# [Text block]
Doctor Who recap - 'The Rebel Flesh'
By Wayne Hall May 22, 2011, 15:52 GMT
The TARDIS arrives in Earth\'s future at a factory where human doppelgangers, ‘Gangers,’ are used as manual laborers. A solar tsunami frees the Gangers, and the original people they are based on must decide whether to accept their counterparts or eliminate them.”
The ‘Who’ Crew tackles a familiar concept in science fiction--what is it that makes us human?
Here’s the description: “The TARDIS arrives in Earth's future at a factory where human doppelgangers, ‘Gangers,’ are used as manual laborers. A solar tsunami frees the Gangers, and the original people they are based on must decide whether to accept their counterparts or eliminate them.”
It’s unusual when ‘Doctor Who’ tells a story in several parts, so that makes this episode, the first of a two-parter, something different.
There are some important points to bring out about this episode. First is “The Flesh,” a programmable substance that can accept the personality and memories of a person, keeping the original person safe since he or she can be downloaded into another body.

# [Exercise requirements]
#1 Write out the passage of the Doctor Who recap starting at "It’s unusual when" and ending at "into another body.".
#2 Continue the recap of the Doctor Who episode "The Rebel Flesh" from where it stops.

# [Supplied information]
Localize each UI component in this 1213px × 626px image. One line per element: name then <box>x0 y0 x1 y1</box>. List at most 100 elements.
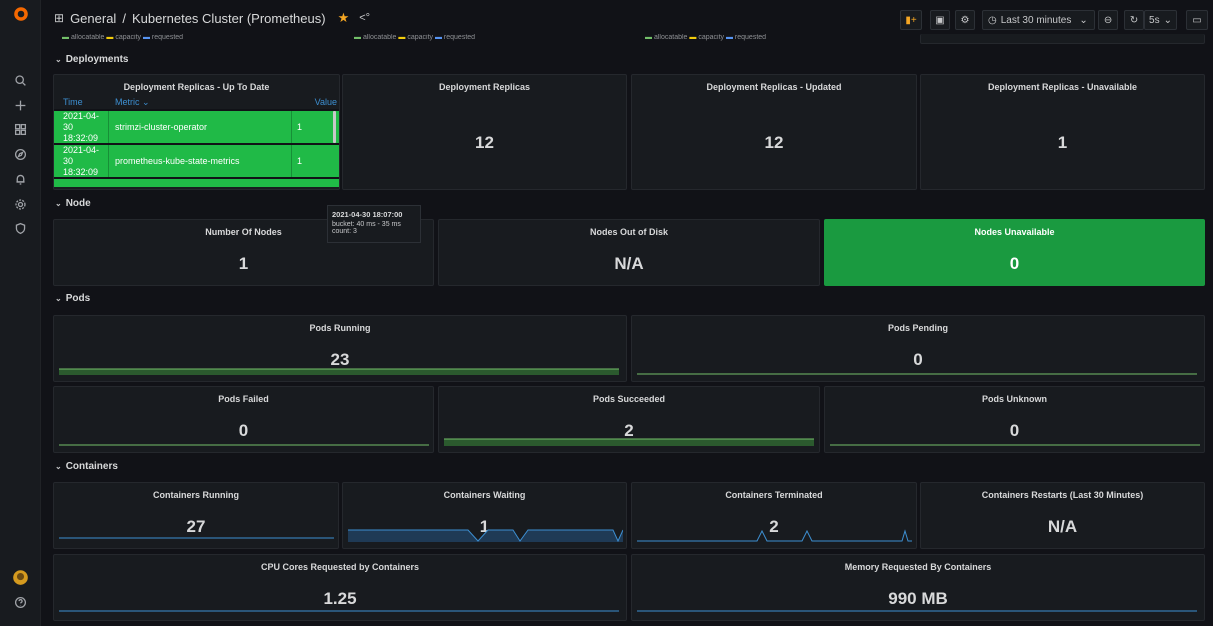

# [The replies]
#1
It’s unusual when ‘Doctor Who’ tells a story in several parts, so that makes this episode, the first of a two-parter, something different.
There are some important points to bring out about this episode. First is “The Flesh,” a programmable substance that can accept the personality and memories of a person, keeping the original person safe since he or she can be downloaded into another body.

#2
When the solar tsunami hits, the connection between Original and Ganger is cut, leaving what seems to be two versions of the same person. After all, both have pretty much the same memories, the same skills, the same appearance.
Second is Rory’s role in this story. Matt Smith’s Doctor is pretty intellectual, which makes him very curious, but he doesn’t always feel much compassion for others. Rory, since he’s a nurse, really can be touched by the distress of others, and he grows attached to one of the Gangers who needs his protection.
This is a good development because it gives every member of the “Who” Crew his or her own role and personality. That’s important now that there are three people travelling in the TARDIS instead of the usual duo. Rory needs a reason for being there, and this is a good one.
Another cool part of the episode is the mix of old and new in a castle, always something that British TV can do much better than we can in the States. It adds a level of mystery, of oddity to the hour.
But the thing that surprised me the most was the development of a Ganger of the Doctor. That’s going to make things very interesting going forward because it levels the playing field. Normally, the Doctor is referred to as “the smartest person in the room.” How will he react when that’s not true? Should be interesting!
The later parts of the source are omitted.